Dataset items:

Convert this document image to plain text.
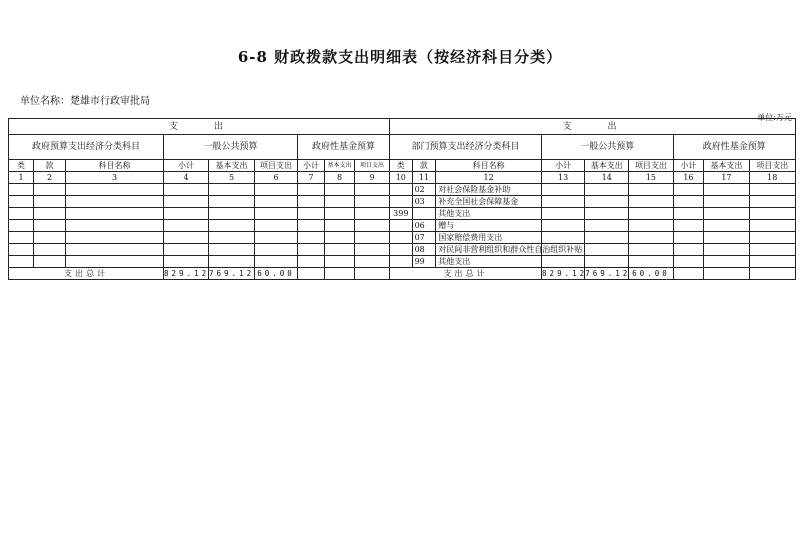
6-8 财政拨款支出明细表（按经济科目分类）
单位名称：楚雄市行政审批局
单位:万元
支　　出								
政府预算支出经济分类科目			一般公共预算			政府性基金预算		
类	款	科目名称	小计	基本支出	项目支出	小计	基本支出	项目支出
1	2	3	4	5	6	7	8	9

支出总计			829.12	769.12	60.00			
支　　出								
部门预算支出经济分类科目			一般公共预算			政府性基金预算		
类	款	科目名称	小计	基本支出	项目支出	小计	基本支出	项目支出
10	11	12	13	14	15	16	17	18
	02	对社会保险基金补助						
	03	补充全国社会保障基金						
399		其他支出						
	06	赠与						
	07	国家赔偿费用支出						
	08	对民间非营利组织和群众性自治组织补贴						
	99	其他支出						
支出总计			829.12	769.12	60.00			
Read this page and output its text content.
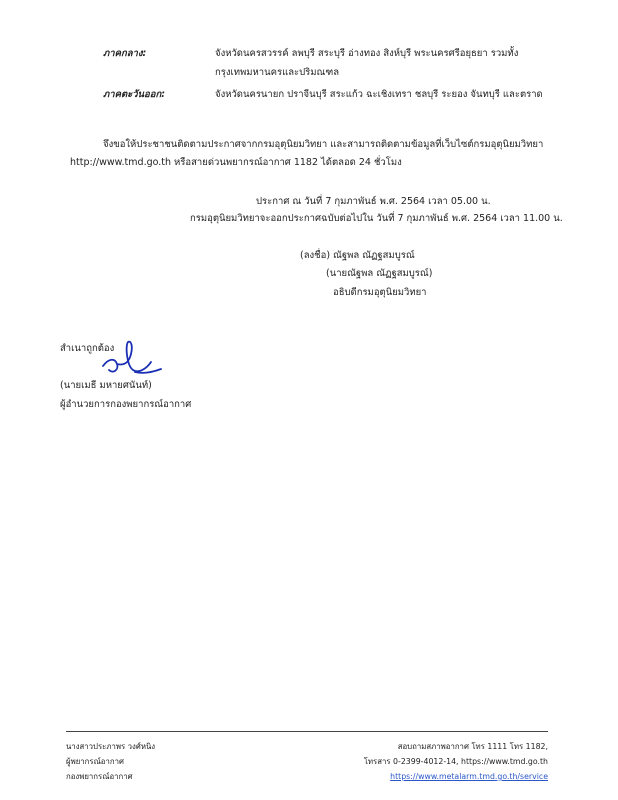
ภาคกลาง:	จังหวัดนครสวรรค์ ลพบุรี สระบุรี อ่างทอง สิงห์บุรี พระนครศรีอยุธยา รวมทั้ง
กรุงเทพมหานครและปริมณฑล
ภาคตะวันออก:	จังหวัดนครนายก ปราจีนบุรี สระแก้ว ฉะเชิงเทรา ชลบุรี ระยอง จันทบุรี และตราด
จึงขอให้ประชาชนติดตามประกาศจากกรมอุตุนิยมวิทยา และสามารถติดตามข้อมูลที่เว็บไซต์กรมอุตุนิยมวิทยา
http://www.tmd.go.th หรือสายด่วนพยากรณ์อากาศ 1182 ได้ตลอด 24 ชั่วโมง
ประกาศ ณ วันที่ 7 กุมภาพันธ์ พ.ศ. 2564 เวลา 05.00 น.
กรมอุตุนิยมวิทยาจะออกประกาศฉบับต่อไปใน วันที่ 7 กุมภาพันธ์ พ.ศ. 2564 เวลา 11.00 น.
(ลงชื่อ) ณัฐพล ณัฏฐสมบูรณ์
(นายณัฐพล ณัฏฐสมบูรณ์)
อธิบดีกรมอุตุนิยมวิทยา
สำเนาถูกต้อง
(นายเมธี มหายศนันท์)
ผู้อำนวยการกองพยากรณ์อากาศ
นางสาวประภาพร วงศ์หนิง
ผู้พยากรณ์อากาศ
กองพยากรณ์อากาศ
สอบถามสภาพอากาศ โทร 1111 โทร 1182,
โทรสาร 0-2399-4012-14, https://www.tmd.go.th
https://www.metalarm.tmd.go.th/service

▸ **Stated exercise**: Pictures are not part of the copy. Extract exactly the lines from the line containing "Read this page and output its text content." through the final line of the entries above, both included.

▸ **Right answer**:
Read this page and output its text content.
ภาคกลาง:	จังหวัดนครสวรรค์ ลพบุรี สระบุรี อ่างทอง สิงห์บุรี พระนครศรีอยุธยา รวมทั้ง
กรุงเทพมหานครและปริมณฑล
ภาคตะวันออก:	จังหวัดนครนายก ปราจีนบุรี สระแก้ว ฉะเชิงเทรา ชลบุรี ระยอง จันทบุรี และตราด
จึงขอให้ประชาชนติดตามประกาศจากกรมอุตุนิยมวิทยา และสามารถติดตามข้อมูลที่เว็บไซต์กรมอุตุนิยมวิทยา
http://www.tmd.go.th หรือสายด่วนพยากรณ์อากาศ 1182 ได้ตลอด 24 ชั่วโมง
ประกาศ ณ วันที่ 7 กุมภาพันธ์ พ.ศ. 2564 เวลา 05.00 น.
กรมอุตุนิยมวิทยาจะออกประกาศฉบับต่อไปใน วันที่ 7 กุมภาพันธ์ พ.ศ. 2564 เวลา 11.00 น.
(ลงชื่อ) ณัฐพล ณัฏฐสมบูรณ์
(นายณัฐพล ณัฏฐสมบูรณ์)
อธิบดีกรมอุตุนิยมวิทยา
สำเนาถูกต้อง
(นายเมธี มหายศนันท์)
ผู้อำนวยการกองพยากรณ์อากาศ
นางสาวประภาพร วงศ์หนิง
ผู้พยากรณ์อากาศ
กองพยากรณ์อากาศ
สอบถามสภาพอากาศ โทร 1111 โทร 1182,
โทรสาร 0-2399-4012-14, https://www.tmd.go.th
https://www.metalarm.tmd.go.th/service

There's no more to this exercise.